-- Task brief --
Copy all lines in which the word "семьи" can be found.

-- Dataset records --
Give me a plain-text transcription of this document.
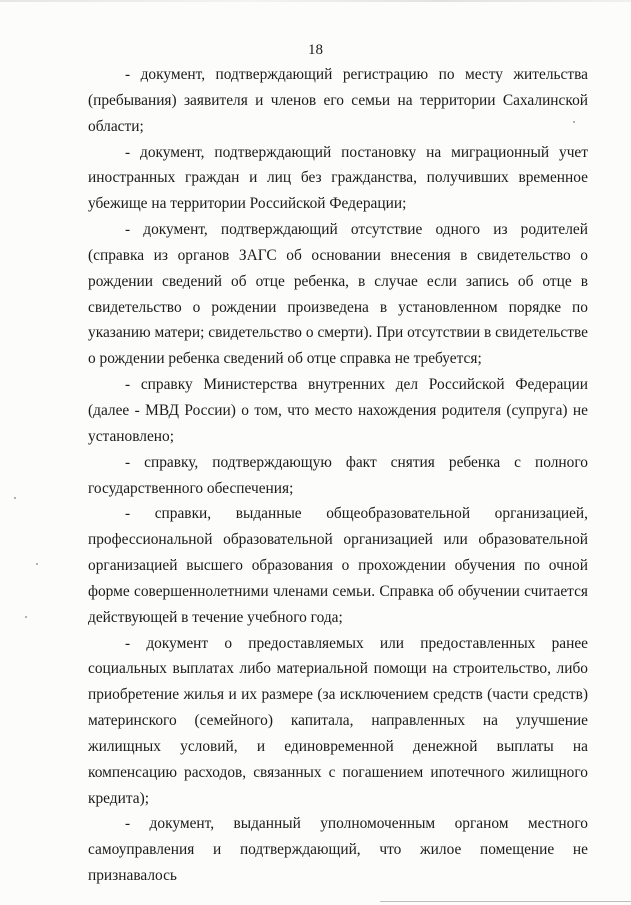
18

- документ, подтверждающий регистрацию по месту жительства (пребывания) заявителя и членов его семьи на территории Сахалинской области;

- документ, подтверждающий постановку на миграционный учет иностранных граждан и лиц без гражданства, получивших временное убежище на территории Российской Федерации;

- документ, подтверждающий отсутствие одного из родителей (справка из органов ЗАГС об основании внесения в свидетельство о рождении сведений об отце ребенка, в случае если запись об отце в свидетельство о рождении произведена в установленном порядке по указанию матери; свидетельство о смерти). При отсутствии в свидетельстве о рождении ребенка сведений об отце справка не требуется;

- справку Министерства внутренних дел Российской Федерации (далее - МВД России) о том, что место нахождения родителя (супруга) не установлено;

- справку, подтверждающую факт снятия ребенка с полного государственного обеспечения;

- справки, выданные общеобразовательной организацией, профессиональной образовательной организацией или образовательной организацией высшего образования о прохождении обучения по очной форме совершеннолетними членами семьи. Справка об обучении считается действующей в течение учебного года;

- документ о предоставляемых или предоставленных ранее социальных выплатах либо материальной помощи на строительство, либо приобретение жилья и их размере (за исключением средств (части средств) материнского (семейного) капитала, направленных на улучшение жилищных условий, и единовременной денежной выплаты на компенсацию расходов, связанных с погашением ипотечного жилищного кредита);

- документ, выданный уполномоченным органом местного самоуправления и подтверждающий, что жилое помещение не признавалось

-- Answer for this exercise --
- документ, подтверждающий регистрацию по месту жительства (пребывания) заявителя и членов его семьи на территории Сахалинской области;
- справки, выданные общеобразовательной организацией, профессиональной образовательной организацией или образовательной организацией высшего образования о прохождении обучения по очной форме совершеннолетними членами семьи. Справка об обучении считается действующей в течение учебного года;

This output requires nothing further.